■ Directions
Reproduce the data exactly.
━━━━━ Data supplied ━━━━━
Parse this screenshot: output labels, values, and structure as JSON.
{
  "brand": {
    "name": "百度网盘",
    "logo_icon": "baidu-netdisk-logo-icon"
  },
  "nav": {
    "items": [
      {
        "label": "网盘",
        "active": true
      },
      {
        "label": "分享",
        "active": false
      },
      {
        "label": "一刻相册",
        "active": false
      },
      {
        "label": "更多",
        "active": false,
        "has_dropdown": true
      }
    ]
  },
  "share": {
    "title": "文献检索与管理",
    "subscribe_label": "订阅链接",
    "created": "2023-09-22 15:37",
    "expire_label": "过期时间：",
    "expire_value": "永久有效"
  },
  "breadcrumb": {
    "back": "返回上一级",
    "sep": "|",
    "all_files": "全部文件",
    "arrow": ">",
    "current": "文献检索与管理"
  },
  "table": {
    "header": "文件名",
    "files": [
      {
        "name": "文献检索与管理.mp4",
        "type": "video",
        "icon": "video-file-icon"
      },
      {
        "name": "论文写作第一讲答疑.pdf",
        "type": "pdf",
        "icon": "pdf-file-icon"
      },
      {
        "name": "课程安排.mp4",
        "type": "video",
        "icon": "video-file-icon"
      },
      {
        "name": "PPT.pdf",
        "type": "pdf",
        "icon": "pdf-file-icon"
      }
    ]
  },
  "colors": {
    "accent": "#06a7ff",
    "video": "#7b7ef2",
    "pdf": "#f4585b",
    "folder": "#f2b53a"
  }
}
━━━━━
■ In response
Parse this screenshot: output labels, values, and structure as JSON.
{
  "brand": {
    "name": "百度网盘",
    "logo_icon": "baidu-netdisk-logo-icon"
  },
  "nav": {
    "items": [
      {
        "label": "网盘",
        "active": true
      },
      {
        "label": "分享",
        "active": false
      },
      {
        "label": "一刻相册",
        "active": false
      },
      {
        "label": "更多",
        "active": false,
        "has_dropdown": true
      }
    ]
  },
  "share": {
    "title": "文献检索与管理",
    "subscribe_label": "订阅链接",
    "created": "2023-09-22 15:37",
    "expire_label": "过期时间：",
    "expire_value": "永久有效"
  },
  "breadcrumb": {
    "back": "返回上一级",
    "sep": "|",
    "all_files": "全部文件",
    "arrow": ">",
    "current": "文献检索与管理"
  },
  "table": {
    "header": "文件名",
    "files": [
      {
        "name": "文献检索与管理.mp4",
        "type": "video",
        "icon": "video-file-icon"
      },
      {
        "name": "论文写作第一讲答疑.pdf",
        "type": "pdf",
        "icon": "pdf-file-icon"
      },
      {
        "name": "课程安排.mp4",
        "type": "video",
        "icon": "video-file-icon"
      },
      {
        "name": "PPT.pdf",
        "type": "pdf",
        "icon": "pdf-file-icon"
      }
    ]
  },
  "colors": {
    "accent": "#06a7ff",
    "video": "#7b7ef2",
    "pdf": "#f4585b",
    "folder": "#f2b53a"
  }
}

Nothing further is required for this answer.